Return the data that follows exactly as it appears. Pictures do not belong in the copy.

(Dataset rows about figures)

======

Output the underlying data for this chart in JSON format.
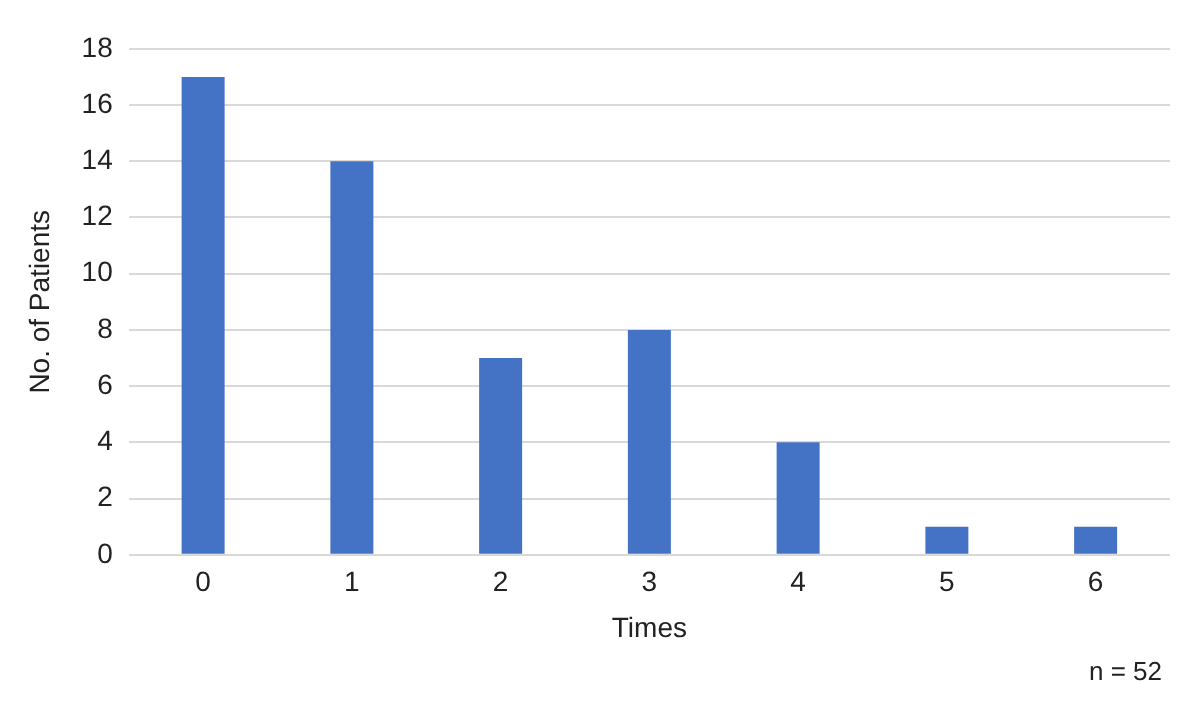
{
  "chart_data": {
    "type": "bar",
    "xlabel": "Times",
    "ylabel": "No. of Patients",
    "categories": [
      "0",
      "1",
      "2",
      "3",
      "4",
      "5",
      "6"
    ],
    "values": [
      17,
      14,
      7,
      8,
      4,
      1,
      1
    ],
    "color": "#4472c4",
    "ylim": [
      0,
      18
    ],
    "yticks": [
      0,
      2,
      4,
      6,
      8,
      10,
      12,
      14,
      16,
      18
    ],
    "grid": "y",
    "annotations": [
      "n = 52"
    ]
  }
}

======

Written solution:
Output the underlying data for this chart in JSON format.
{
  "chart_data": {
    "type": "bar",
    "xlabel": "Times",
    "ylabel": "No. of Patients",
    "categories": [
      "0",
      "1",
      "2",
      "3",
      "4",
      "5",
      "6"
    ],
    "values": [
      17,
      14,
      7,
      8,
      4,
      1,
      1
    ],
    "color": "#4472c4",
    "ylim": [
      0,
      18
    ],
    "yticks": [
      0,
      2,
      4,
      6,
      8,
      10,
      12,
      14,
      16,
      18
    ],
    "grid": "y",
    "annotations": [
      "n = 52"
    ]
  }
}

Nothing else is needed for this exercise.